Your task
Include in the output the line containing "Convert this screenshot" and each subsequent line of the records, through the end, transcribed exactly. Add nothing else.

Provided material
════════════════

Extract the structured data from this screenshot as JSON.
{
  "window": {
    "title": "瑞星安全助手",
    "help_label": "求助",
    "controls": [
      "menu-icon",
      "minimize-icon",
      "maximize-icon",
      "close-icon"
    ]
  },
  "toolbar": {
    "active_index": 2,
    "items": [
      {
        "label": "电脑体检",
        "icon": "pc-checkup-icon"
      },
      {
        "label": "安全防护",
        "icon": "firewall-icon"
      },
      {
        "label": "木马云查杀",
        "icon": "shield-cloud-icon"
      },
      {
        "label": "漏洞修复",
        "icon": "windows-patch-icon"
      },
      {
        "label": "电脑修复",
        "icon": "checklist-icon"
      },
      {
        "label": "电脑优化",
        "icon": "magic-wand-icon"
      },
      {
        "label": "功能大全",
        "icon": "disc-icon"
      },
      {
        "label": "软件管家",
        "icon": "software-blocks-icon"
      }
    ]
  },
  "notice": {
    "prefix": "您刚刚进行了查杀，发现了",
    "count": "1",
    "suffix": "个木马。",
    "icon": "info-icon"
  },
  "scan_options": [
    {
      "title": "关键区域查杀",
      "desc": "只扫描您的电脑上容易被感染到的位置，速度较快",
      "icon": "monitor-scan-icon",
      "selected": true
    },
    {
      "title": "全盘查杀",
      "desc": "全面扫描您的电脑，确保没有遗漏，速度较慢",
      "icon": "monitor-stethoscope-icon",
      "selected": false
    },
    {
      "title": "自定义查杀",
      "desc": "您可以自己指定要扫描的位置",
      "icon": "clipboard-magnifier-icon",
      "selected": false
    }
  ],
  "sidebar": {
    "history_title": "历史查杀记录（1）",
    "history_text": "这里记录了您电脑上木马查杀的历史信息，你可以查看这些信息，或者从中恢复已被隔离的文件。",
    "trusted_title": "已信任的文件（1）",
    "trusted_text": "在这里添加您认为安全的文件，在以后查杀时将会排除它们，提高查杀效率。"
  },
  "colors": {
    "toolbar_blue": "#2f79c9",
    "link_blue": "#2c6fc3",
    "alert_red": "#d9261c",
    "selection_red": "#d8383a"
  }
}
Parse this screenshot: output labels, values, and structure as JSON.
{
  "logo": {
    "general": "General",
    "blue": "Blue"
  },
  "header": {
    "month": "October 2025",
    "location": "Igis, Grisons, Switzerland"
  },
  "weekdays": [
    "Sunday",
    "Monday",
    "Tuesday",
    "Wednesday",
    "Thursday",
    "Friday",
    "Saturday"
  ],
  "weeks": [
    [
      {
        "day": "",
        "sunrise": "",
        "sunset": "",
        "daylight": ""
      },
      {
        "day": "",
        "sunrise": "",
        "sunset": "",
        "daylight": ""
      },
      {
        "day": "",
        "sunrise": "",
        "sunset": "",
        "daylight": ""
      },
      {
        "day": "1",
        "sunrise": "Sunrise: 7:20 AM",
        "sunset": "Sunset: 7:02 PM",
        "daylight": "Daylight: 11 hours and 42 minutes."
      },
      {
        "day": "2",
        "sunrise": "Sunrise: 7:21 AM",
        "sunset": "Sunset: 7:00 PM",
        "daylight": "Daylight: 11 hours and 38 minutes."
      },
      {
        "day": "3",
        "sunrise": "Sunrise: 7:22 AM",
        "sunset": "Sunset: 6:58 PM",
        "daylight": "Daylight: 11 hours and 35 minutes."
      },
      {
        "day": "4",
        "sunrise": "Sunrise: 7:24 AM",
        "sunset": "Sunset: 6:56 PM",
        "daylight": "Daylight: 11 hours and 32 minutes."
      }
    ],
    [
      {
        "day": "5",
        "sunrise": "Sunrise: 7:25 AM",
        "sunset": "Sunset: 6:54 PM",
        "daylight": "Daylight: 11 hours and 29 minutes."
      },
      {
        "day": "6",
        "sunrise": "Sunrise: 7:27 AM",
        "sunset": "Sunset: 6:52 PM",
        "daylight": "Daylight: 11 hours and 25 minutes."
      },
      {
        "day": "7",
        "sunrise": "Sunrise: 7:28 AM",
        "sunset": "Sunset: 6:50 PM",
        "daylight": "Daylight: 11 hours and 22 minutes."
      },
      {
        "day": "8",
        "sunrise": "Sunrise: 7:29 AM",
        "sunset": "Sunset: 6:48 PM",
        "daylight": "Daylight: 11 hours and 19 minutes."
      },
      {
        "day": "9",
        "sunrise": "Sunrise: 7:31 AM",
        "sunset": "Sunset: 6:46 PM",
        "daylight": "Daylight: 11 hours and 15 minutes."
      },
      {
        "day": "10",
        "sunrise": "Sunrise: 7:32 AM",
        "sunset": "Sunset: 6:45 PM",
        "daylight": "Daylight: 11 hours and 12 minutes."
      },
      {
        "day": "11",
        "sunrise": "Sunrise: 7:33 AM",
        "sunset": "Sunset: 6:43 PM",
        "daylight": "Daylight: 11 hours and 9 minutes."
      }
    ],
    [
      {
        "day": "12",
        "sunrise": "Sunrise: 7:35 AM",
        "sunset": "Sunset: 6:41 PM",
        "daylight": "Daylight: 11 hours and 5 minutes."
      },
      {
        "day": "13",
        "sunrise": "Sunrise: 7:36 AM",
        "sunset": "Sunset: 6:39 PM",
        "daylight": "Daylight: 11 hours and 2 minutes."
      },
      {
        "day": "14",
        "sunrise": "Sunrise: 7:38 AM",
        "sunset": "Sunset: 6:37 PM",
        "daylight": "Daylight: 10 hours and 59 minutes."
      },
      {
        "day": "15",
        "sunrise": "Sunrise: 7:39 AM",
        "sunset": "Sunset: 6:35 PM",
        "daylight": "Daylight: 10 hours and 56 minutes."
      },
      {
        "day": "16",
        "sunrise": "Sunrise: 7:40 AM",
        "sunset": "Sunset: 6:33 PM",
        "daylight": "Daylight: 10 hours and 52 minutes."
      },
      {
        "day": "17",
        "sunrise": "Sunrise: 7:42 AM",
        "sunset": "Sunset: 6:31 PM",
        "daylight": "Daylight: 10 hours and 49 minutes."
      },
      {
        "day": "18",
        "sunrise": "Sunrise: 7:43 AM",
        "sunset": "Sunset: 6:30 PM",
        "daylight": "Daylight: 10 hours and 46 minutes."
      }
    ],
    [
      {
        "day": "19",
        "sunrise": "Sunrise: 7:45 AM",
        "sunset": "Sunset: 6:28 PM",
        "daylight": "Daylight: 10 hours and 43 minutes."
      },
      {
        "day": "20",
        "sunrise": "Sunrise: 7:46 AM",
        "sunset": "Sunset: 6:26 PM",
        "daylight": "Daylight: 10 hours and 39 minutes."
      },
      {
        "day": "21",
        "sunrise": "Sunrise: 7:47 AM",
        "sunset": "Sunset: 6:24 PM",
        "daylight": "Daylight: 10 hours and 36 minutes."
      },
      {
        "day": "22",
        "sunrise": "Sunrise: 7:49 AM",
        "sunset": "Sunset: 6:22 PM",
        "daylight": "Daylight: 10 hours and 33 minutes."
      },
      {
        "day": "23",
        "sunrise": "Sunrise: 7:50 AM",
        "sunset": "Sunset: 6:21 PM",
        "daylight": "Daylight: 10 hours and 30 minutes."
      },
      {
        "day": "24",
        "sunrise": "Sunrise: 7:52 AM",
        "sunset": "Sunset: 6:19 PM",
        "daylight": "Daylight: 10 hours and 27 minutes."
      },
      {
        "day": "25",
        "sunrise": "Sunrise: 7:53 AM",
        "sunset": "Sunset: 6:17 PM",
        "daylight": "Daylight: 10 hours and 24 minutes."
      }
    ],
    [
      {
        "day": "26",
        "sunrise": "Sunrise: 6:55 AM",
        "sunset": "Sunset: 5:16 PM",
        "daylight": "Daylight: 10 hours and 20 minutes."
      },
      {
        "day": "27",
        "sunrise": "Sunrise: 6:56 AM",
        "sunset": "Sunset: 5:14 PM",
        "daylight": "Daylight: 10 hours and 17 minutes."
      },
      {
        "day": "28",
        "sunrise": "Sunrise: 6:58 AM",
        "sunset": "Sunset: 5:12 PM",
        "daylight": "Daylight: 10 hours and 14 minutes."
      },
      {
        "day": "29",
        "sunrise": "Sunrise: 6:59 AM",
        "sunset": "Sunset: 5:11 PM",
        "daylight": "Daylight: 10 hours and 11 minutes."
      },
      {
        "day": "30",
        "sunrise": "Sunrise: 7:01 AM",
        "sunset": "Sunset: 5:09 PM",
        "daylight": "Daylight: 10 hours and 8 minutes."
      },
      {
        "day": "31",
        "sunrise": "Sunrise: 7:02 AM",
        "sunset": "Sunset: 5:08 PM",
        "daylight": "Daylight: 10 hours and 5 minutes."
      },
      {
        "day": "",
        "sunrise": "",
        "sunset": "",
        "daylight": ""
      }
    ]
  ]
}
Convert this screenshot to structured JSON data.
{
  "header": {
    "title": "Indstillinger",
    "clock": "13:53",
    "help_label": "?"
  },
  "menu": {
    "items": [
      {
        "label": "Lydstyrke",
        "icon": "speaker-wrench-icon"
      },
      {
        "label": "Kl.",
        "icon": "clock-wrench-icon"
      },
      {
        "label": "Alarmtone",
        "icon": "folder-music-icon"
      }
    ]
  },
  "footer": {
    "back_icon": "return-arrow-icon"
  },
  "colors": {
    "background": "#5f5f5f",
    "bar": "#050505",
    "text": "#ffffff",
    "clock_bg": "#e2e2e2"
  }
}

════════════════

Correct output
Convert this screenshot to structured JSON data.
{
  "header": {
    "title": "Indstillinger",
    "clock": "13:53",
    "help_label": "?"
  },
  "menu": {
    "items": [
      {
        "label": "Lydstyrke",
        "icon": "speaker-wrench-icon"
      },
      {
        "label": "Kl.",
        "icon": "clock-wrench-icon"
      },
      {
        "label": "Alarmtone",
        "icon": "folder-music-icon"
      }
    ]
  },
  "footer": {
    "back_icon": "return-arrow-icon"
  },
  "colors": {
    "background": "#5f5f5f",
    "bar": "#050505",
    "text": "#ffffff",
    "clock_bg": "#e2e2e2"
  }
}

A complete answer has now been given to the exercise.